### Written instruction
Go through the listing below and gather every line with the word "series".

### Records to use
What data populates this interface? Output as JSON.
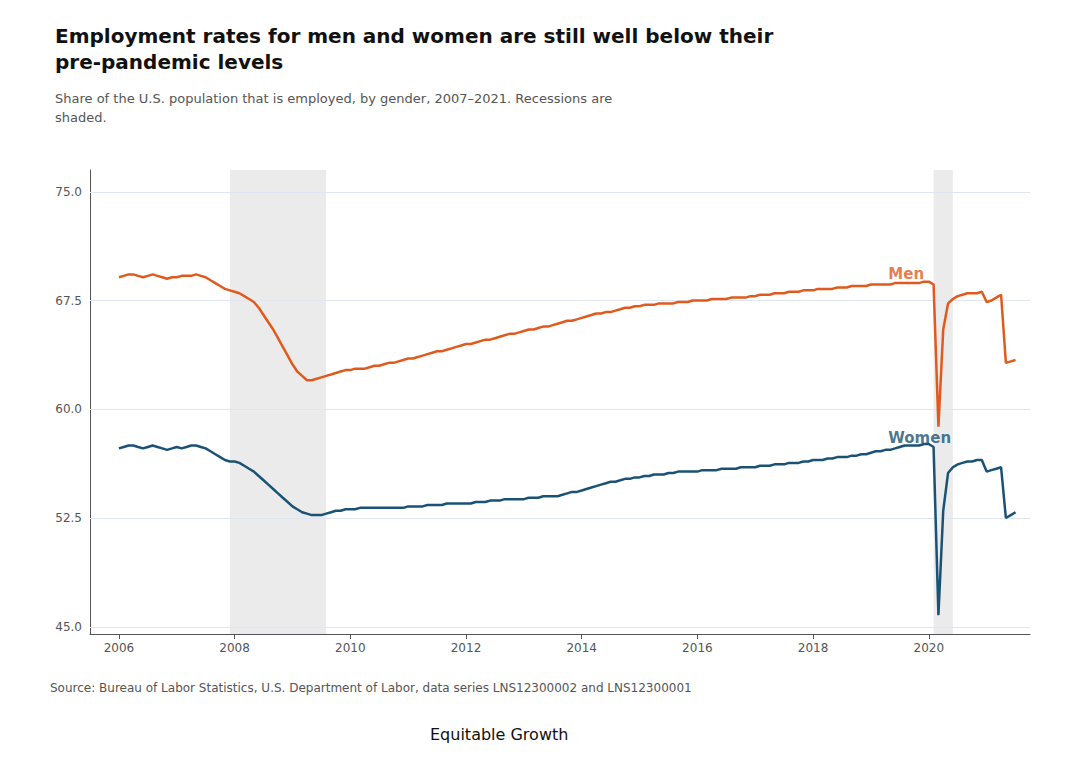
{
  "chart_data": {
    "type": "line",
    "title": "Employment rates for men and women are still well below their\npre-pandemic levels",
    "subtitle": "Share of the U.S. population that is employed, by gender, 2007–2021. Recessions are\nshaded.",
    "source": "Source: Bureau of Labor Statistics, U.S. Department of Labor, data series LNS12300002 and LNS12300001",
    "logo": "Equitable Growth",
    "xlim": [
      2005.5,
      2021.75
    ],
    "xticks": [
      2006,
      2008,
      2010,
      2012,
      2014,
      2016,
      2018,
      2020
    ],
    "ylim": [
      44.5,
      76.5
    ],
    "yticks": [
      {
        "value": 45,
        "label": "45.0"
      },
      52.5,
      {
        "value": 60,
        "label": "60.0"
      },
      67.5,
      {
        "value": 75,
        "label": "75.0"
      }
    ],
    "grid": true,
    "recessions": [
      [
        2007.917,
        2009.583
      ],
      [
        2020.083,
        2020.417
      ]
    ],
    "annotations": [
      {
        "text": "Men",
        "x": 2019.3,
        "y": 68.8,
        "color": "#e05a1e"
      },
      {
        "text": "Women",
        "x": 2019.3,
        "y": 57.5,
        "color": "#1a5276"
      }
    ],
    "x": [
      2006.0,
      2006.083,
      2006.167,
      2006.25,
      2006.333,
      2006.417,
      2006.5,
      2006.583,
      2006.667,
      2006.75,
      2006.833,
      2006.917,
      2007.0,
      2007.083,
      2007.167,
      2007.25,
      2007.333,
      2007.417,
      2007.5,
      2007.583,
      2007.667,
      2007.75,
      2007.833,
      2007.917,
      2008.0,
      2008.083,
      2008.167,
      2008.25,
      2008.333,
      2008.417,
      2008.5,
      2008.583,
      2008.667,
      2008.75,
      2008.833,
      2008.917,
      2009.0,
      2009.083,
      2009.167,
      2009.25,
      2009.333,
      2009.417,
      2009.5,
      2009.583,
      2009.667,
      2009.75,
      2009.833,
      2009.917,
      2010.0,
      2010.083,
      2010.167,
      2010.25,
      2010.333,
      2010.417,
      2010.5,
      2010.583,
      2010.667,
      2010.75,
      2010.833,
      2010.917,
      2011.0,
      2011.083,
      2011.167,
      2011.25,
      2011.333,
      2011.417,
      2011.5,
      2011.583,
      2011.667,
      2011.75,
      2011.833,
      2011.917,
      2012.0,
      2012.083,
      2012.167,
      2012.25,
      2012.333,
      2012.417,
      2012.5,
      2012.583,
      2012.667,
      2012.75,
      2012.833,
      2012.917,
      2013.0,
      2013.083,
      2013.167,
      2013.25,
      2013.333,
      2013.417,
      2013.5,
      2013.583,
      2013.667,
      2013.75,
      2013.833,
      2013.917,
      2014.0,
      2014.083,
      2014.167,
      2014.25,
      2014.333,
      2014.417,
      2014.5,
      2014.583,
      2014.667,
      2014.75,
      2014.833,
      2014.917,
      2015.0,
      2015.083,
      2015.167,
      2015.25,
      2015.333,
      2015.417,
      2015.5,
      2015.583,
      2015.667,
      2015.75,
      2015.833,
      2015.917,
      2016.0,
      2016.083,
      2016.167,
      2016.25,
      2016.333,
      2016.417,
      2016.5,
      2016.583,
      2016.667,
      2016.75,
      2016.833,
      2016.917,
      2017.0,
      2017.083,
      2017.167,
      2017.25,
      2017.333,
      2017.417,
      2017.5,
      2017.583,
      2017.667,
      2017.75,
      2017.833,
      2017.917,
      2018.0,
      2018.083,
      2018.167,
      2018.25,
      2018.333,
      2018.417,
      2018.5,
      2018.583,
      2018.667,
      2018.75,
      2018.833,
      2018.917,
      2019.0,
      2019.083,
      2019.167,
      2019.25,
      2019.333,
      2019.417,
      2019.5,
      2019.583,
      2019.667,
      2019.75,
      2019.833,
      2019.917,
      2020.0,
      2020.083,
      2020.167,
      2020.25,
      2020.333,
      2020.417,
      2020.5,
      2020.583,
      2020.667,
      2020.75,
      2020.833,
      2020.917,
      2021.0,
      2021.083,
      2021.167,
      2021.25,
      2021.333,
      2021.417,
      2021.5
    ],
    "series": [
      {
        "name": "Men",
        "color": "#e05a1e",
        "values": [
          69.1,
          69.2,
          69.3,
          69.3,
          69.2,
          69.1,
          69.2,
          69.3,
          69.2,
          69.1,
          69.0,
          69.1,
          69.1,
          69.2,
          69.2,
          69.2,
          69.3,
          69.2,
          69.1,
          68.9,
          68.7,
          68.5,
          68.3,
          68.2,
          68.1,
          68.0,
          67.8,
          67.6,
          67.4,
          67.0,
          66.5,
          66.0,
          65.5,
          64.9,
          64.3,
          63.7,
          63.1,
          62.6,
          62.3,
          62.0,
          62.0,
          62.1,
          62.2,
          62.3,
          62.4,
          62.5,
          62.6,
          62.7,
          62.7,
          62.8,
          62.8,
          62.8,
          62.9,
          63.0,
          63.0,
          63.1,
          63.2,
          63.2,
          63.3,
          63.4,
          63.5,
          63.5,
          63.6,
          63.7,
          63.8,
          63.9,
          64.0,
          64.0,
          64.1,
          64.2,
          64.3,
          64.4,
          64.5,
          64.5,
          64.6,
          64.7,
          64.8,
          64.8,
          64.9,
          65.0,
          65.1,
          65.2,
          65.2,
          65.3,
          65.4,
          65.5,
          65.5,
          65.6,
          65.7,
          65.7,
          65.8,
          65.9,
          66.0,
          66.1,
          66.1,
          66.2,
          66.3,
          66.4,
          66.5,
          66.6,
          66.6,
          66.7,
          66.7,
          66.8,
          66.9,
          67.0,
          67.0,
          67.1,
          67.1,
          67.2,
          67.2,
          67.2,
          67.3,
          67.3,
          67.3,
          67.3,
          67.4,
          67.4,
          67.4,
          67.5,
          67.5,
          67.5,
          67.5,
          67.6,
          67.6,
          67.6,
          67.6,
          67.7,
          67.7,
          67.7,
          67.7,
          67.8,
          67.8,
          67.9,
          67.9,
          67.9,
          68.0,
          68.0,
          68.0,
          68.1,
          68.1,
          68.1,
          68.2,
          68.2,
          68.2,
          68.3,
          68.3,
          68.3,
          68.3,
          68.4,
          68.4,
          68.4,
          68.5,
          68.5,
          68.5,
          68.5,
          68.6,
          68.6,
          68.6,
          68.6,
          68.6,
          68.7,
          68.7,
          68.7,
          68.7,
          68.7,
          68.7,
          68.8,
          68.8,
          68.6,
          58.8,
          65.5,
          67.3,
          67.6,
          67.8,
          67.9,
          68.0,
          68.0,
          68.0,
          68.1,
          67.4,
          67.5,
          67.7,
          67.9,
          63.2,
          63.3,
          63.4
        ]
      },
      {
        "name": "Women",
        "color": "#1a5276",
        "values": [
          57.3,
          57.4,
          57.5,
          57.5,
          57.4,
          57.3,
          57.4,
          57.5,
          57.4,
          57.3,
          57.2,
          57.3,
          57.4,
          57.3,
          57.4,
          57.5,
          57.5,
          57.4,
          57.3,
          57.1,
          56.9,
          56.7,
          56.5,
          56.4,
          56.4,
          56.3,
          56.1,
          55.9,
          55.7,
          55.4,
          55.1,
          54.8,
          54.5,
          54.2,
          53.9,
          53.6,
          53.3,
          53.1,
          52.9,
          52.8,
          52.7,
          52.7,
          52.7,
          52.8,
          52.9,
          53.0,
          53.0,
          53.1,
          53.1,
          53.1,
          53.2,
          53.2,
          53.2,
          53.2,
          53.2,
          53.2,
          53.2,
          53.2,
          53.2,
          53.2,
          53.3,
          53.3,
          53.3,
          53.3,
          53.4,
          53.4,
          53.4,
          53.4,
          53.5,
          53.5,
          53.5,
          53.5,
          53.5,
          53.5,
          53.6,
          53.6,
          53.6,
          53.7,
          53.7,
          53.7,
          53.8,
          53.8,
          53.8,
          53.8,
          53.8,
          53.9,
          53.9,
          53.9,
          54.0,
          54.0,
          54.0,
          54.0,
          54.1,
          54.2,
          54.3,
          54.3,
          54.4,
          54.5,
          54.6,
          54.7,
          54.8,
          54.9,
          55.0,
          55.0,
          55.1,
          55.2,
          55.2,
          55.3,
          55.3,
          55.4,
          55.4,
          55.5,
          55.5,
          55.5,
          55.6,
          55.6,
          55.7,
          55.7,
          55.7,
          55.7,
          55.7,
          55.8,
          55.8,
          55.8,
          55.8,
          55.9,
          55.9,
          55.9,
          55.9,
          56.0,
          56.0,
          56.0,
          56.0,
          56.1,
          56.1,
          56.1,
          56.2,
          56.2,
          56.2,
          56.3,
          56.3,
          56.3,
          56.4,
          56.4,
          56.5,
          56.5,
          56.5,
          56.6,
          56.6,
          56.7,
          56.7,
          56.7,
          56.8,
          56.8,
          56.9,
          56.9,
          57.0,
          57.1,
          57.1,
          57.2,
          57.2,
          57.3,
          57.4,
          57.5,
          57.5,
          57.5,
          57.5,
          57.6,
          57.6,
          57.4,
          45.8,
          53.0,
          55.6,
          56.0,
          56.2,
          56.3,
          56.4,
          56.4,
          56.5,
          56.5,
          55.7,
          55.8,
          55.9,
          56.0,
          52.5,
          52.7,
          52.9
        ]
      }
    ]
  }
}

### The solution
    "source": "Source: Bureau of Labor Statistics, U.S. Department of Labor, data series LNS12300002 and LNS12300001",
    "series": [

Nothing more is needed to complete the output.